Start of DATA FOR THIS TASK

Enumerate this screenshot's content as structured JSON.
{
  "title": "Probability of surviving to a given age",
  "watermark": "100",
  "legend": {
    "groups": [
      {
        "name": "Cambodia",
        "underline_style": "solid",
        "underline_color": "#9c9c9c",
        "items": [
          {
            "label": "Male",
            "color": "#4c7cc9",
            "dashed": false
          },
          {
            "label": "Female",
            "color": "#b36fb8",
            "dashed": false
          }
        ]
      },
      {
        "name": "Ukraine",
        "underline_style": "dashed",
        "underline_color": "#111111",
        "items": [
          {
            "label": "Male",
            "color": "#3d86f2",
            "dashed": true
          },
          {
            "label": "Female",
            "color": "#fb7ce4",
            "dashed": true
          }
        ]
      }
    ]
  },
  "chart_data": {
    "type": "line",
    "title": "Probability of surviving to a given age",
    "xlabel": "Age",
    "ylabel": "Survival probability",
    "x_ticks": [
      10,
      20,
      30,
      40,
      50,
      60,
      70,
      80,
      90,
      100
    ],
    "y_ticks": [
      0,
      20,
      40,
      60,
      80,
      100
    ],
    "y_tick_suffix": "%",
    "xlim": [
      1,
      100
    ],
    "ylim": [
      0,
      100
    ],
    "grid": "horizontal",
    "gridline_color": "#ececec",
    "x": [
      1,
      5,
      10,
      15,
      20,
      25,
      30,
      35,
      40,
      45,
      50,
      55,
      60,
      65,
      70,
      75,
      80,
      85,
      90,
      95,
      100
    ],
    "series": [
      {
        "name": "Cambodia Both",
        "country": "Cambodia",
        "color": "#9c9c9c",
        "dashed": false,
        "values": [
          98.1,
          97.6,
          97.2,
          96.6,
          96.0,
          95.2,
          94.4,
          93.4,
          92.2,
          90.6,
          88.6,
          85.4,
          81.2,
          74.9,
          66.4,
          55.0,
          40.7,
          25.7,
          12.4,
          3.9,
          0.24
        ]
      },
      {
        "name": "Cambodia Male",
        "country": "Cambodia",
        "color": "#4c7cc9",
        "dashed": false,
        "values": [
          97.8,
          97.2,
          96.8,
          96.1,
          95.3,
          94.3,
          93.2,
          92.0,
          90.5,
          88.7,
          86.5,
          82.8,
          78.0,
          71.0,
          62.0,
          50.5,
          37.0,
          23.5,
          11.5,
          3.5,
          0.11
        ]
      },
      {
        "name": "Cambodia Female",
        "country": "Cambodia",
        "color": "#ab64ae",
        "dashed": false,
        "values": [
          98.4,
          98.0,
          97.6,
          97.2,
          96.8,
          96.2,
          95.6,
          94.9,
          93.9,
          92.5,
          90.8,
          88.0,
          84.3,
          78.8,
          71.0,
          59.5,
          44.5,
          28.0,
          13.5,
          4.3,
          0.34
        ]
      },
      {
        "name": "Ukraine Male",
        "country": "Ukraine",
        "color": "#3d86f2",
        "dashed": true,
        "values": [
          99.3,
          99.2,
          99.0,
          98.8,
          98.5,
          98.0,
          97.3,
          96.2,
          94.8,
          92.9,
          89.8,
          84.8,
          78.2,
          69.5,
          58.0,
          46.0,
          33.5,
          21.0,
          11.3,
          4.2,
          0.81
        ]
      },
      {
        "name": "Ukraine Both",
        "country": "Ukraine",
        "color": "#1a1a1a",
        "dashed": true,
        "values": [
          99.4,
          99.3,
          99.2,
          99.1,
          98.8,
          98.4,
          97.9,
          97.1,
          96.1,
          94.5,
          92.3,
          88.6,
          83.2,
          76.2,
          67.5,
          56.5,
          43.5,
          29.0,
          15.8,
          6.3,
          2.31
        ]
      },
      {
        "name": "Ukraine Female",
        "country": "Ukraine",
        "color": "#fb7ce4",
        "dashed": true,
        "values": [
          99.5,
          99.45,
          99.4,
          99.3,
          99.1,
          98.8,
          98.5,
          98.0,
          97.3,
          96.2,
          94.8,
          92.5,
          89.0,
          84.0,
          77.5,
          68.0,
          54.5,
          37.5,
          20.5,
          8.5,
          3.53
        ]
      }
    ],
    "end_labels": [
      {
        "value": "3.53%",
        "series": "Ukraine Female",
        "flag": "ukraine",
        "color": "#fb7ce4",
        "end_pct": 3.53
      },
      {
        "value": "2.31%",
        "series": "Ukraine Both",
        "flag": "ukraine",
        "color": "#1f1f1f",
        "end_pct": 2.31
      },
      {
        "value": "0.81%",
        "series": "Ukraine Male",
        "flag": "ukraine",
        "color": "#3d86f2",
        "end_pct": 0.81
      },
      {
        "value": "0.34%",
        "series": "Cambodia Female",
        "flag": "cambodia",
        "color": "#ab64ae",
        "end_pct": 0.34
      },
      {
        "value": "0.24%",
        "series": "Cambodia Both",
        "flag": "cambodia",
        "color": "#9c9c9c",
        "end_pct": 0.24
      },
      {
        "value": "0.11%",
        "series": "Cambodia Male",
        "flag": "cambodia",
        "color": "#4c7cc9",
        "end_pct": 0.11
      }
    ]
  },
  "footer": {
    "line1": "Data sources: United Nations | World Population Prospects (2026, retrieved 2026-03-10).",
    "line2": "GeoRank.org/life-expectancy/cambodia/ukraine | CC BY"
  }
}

End of DATA FOR THIS TASK

AIM: Write out the material exactly as given.

EXERCISE OUTPUT:
Enumerate this screenshot's content as structured JSON.
{
  "title": "Probability of surviving to a given age",
  "watermark": "100",
  "legend": {
    "groups": [
      {
        "name": "Cambodia",
        "underline_style": "solid",
        "underline_color": "#9c9c9c",
        "items": [
          {
            "label": "Male",
            "color": "#4c7cc9",
            "dashed": false
          },
          {
            "label": "Female",
            "color": "#b36fb8",
            "dashed": false
          }
        ]
      },
      {
        "name": "Ukraine",
        "underline_style": "dashed",
        "underline_color": "#111111",
        "items": [
          {
            "label": "Male",
            "color": "#3d86f2",
            "dashed": true
          },
          {
            "label": "Female",
            "color": "#fb7ce4",
            "dashed": true
          }
        ]
      }
    ]
  },
  "chart_data": {
    "type": "line",
    "title": "Probability of surviving to a given age",
    "xlabel": "Age",
    "ylabel": "Survival probability",
    "x_ticks": [
      10,
      20,
      30,
      40,
      50,
      60,
      70,
      80,
      90,
      100
    ],
    "y_ticks": [
      0,
      20,
      40,
      60,
      80,
      100
    ],
    "y_tick_suffix": "%",
    "xlim": [
      1,
      100
    ],
    "ylim": [
      0,
      100
    ],
    "grid": "horizontal",
    "gridline_color": "#ececec",
    "x": [
      1,
      5,
      10,
      15,
      20,
      25,
      30,
      35,
      40,
      45,
      50,
      55,
      60,
      65,
      70,
      75,
      80,
      85,
      90,
      95,
      100
    ],
    "series": [
      {
        "name": "Cambodia Both",
        "country": "Cambodia",
        "color": "#9c9c9c",
        "dashed": false,
        "values": [
          98.1,
          97.6,
          97.2,
          96.6,
          96.0,
          95.2,
          94.4,
          93.4,
          92.2,
          90.6,
          88.6,
          85.4,
          81.2,
          74.9,
          66.4,
          55.0,
          40.7,
          25.7,
          12.4,
          3.9,
          0.24
        ]
      },
      {
        "name": "Cambodia Male",
        "country": "Cambodia",
        "color": "#4c7cc9",
        "dashed": false,
        "values": [
          97.8,
          97.2,
          96.8,
          96.1,
          95.3,
          94.3,
          93.2,
          92.0,
          90.5,
          88.7,
          86.5,
          82.8,
          78.0,
          71.0,
          62.0,
          50.5,
          37.0,
          23.5,
          11.5,
          3.5,
          0.11
        ]
      },
      {
        "name": "Cambodia Female",
        "country": "Cambodia",
        "color": "#ab64ae",
        "dashed": false,
        "values": [
          98.4,
          98.0,
          97.6,
          97.2,
          96.8,
          96.2,
          95.6,
          94.9,
          93.9,
          92.5,
          90.8,
          88.0,
          84.3,
          78.8,
          71.0,
          59.5,
          44.5,
          28.0,
          13.5,
          4.3,
          0.34
        ]
      },
      {
        "name": "Ukraine Male",
        "country": "Ukraine",
        "color": "#3d86f2",
        "dashed": true,
        "values": [
          99.3,
          99.2,
          99.0,
          98.8,
          98.5,
          98.0,
          97.3,
          96.2,
          94.8,
          92.9,
          89.8,
          84.8,
          78.2,
          69.5,
          58.0,
          46.0,
          33.5,
          21.0,
          11.3,
          4.2,
          0.81
        ]
      },
      {
        "name": "Ukraine Both",
        "country": "Ukraine",
        "color": "#1a1a1a",
        "dashed": true,
        "values": [
          99.4,
          99.3,
          99.2,
          99.1,
          98.8,
          98.4,
          97.9,
          97.1,
          96.1,
          94.5,
          92.3,
          88.6,
          83.2,
          76.2,
          67.5,
          56.5,
          43.5,
          29.0,
          15.8,
          6.3,
          2.31
        ]
      },
      {
        "name": "Ukraine Female",
        "country": "Ukraine",
        "color": "#fb7ce4",
        "dashed": true,
        "values": [
          99.5,
          99.45,
          99.4,
          99.3,
          99.1,
          98.8,
          98.5,
          98.0,
          97.3,
          96.2,
          94.8,
          92.5,
          89.0,
          84.0,
          77.5,
          68.0,
          54.5,
          37.5,
          20.5,
          8.5,
          3.53
        ]
      }
    ],
    "end_labels": [
      {
        "value": "3.53%",
        "series": "Ukraine Female",
        "flag": "ukraine",
        "color": "#fb7ce4",
        "end_pct": 3.53
      },
      {
        "value": "2.31%",
        "series": "Ukraine Both",
        "flag": "ukraine",
        "color": "#1f1f1f",
        "end_pct": 2.31
      },
      {
        "value": "0.81%",
        "series": "Ukraine Male",
        "flag": "ukraine",
        "color": "#3d86f2",
        "end_pct": 0.81
      },
      {
        "value": "0.34%",
        "series": "Cambodia Female",
        "flag": "cambodia",
        "color": "#ab64ae",
        "end_pct": 0.34
      },
      {
        "value": "0.24%",
        "series": "Cambodia Both",
        "flag": "cambodia",
        "color": "#9c9c9c",
        "end_pct": 0.24
      },
      {
        "value": "0.11%",
        "series": "Cambodia Male",
        "flag": "cambodia",
        "color": "#4c7cc9",
        "end_pct": 0.11
      }
    ]
  },
  "footer": {
    "line1": "Data sources: United Nations | World Population Prospects (2026, retrieved 2026-03-10).",
    "line2": "GeoRank.org/life-expectancy/cambodia/ukraine | CC BY"
  }
}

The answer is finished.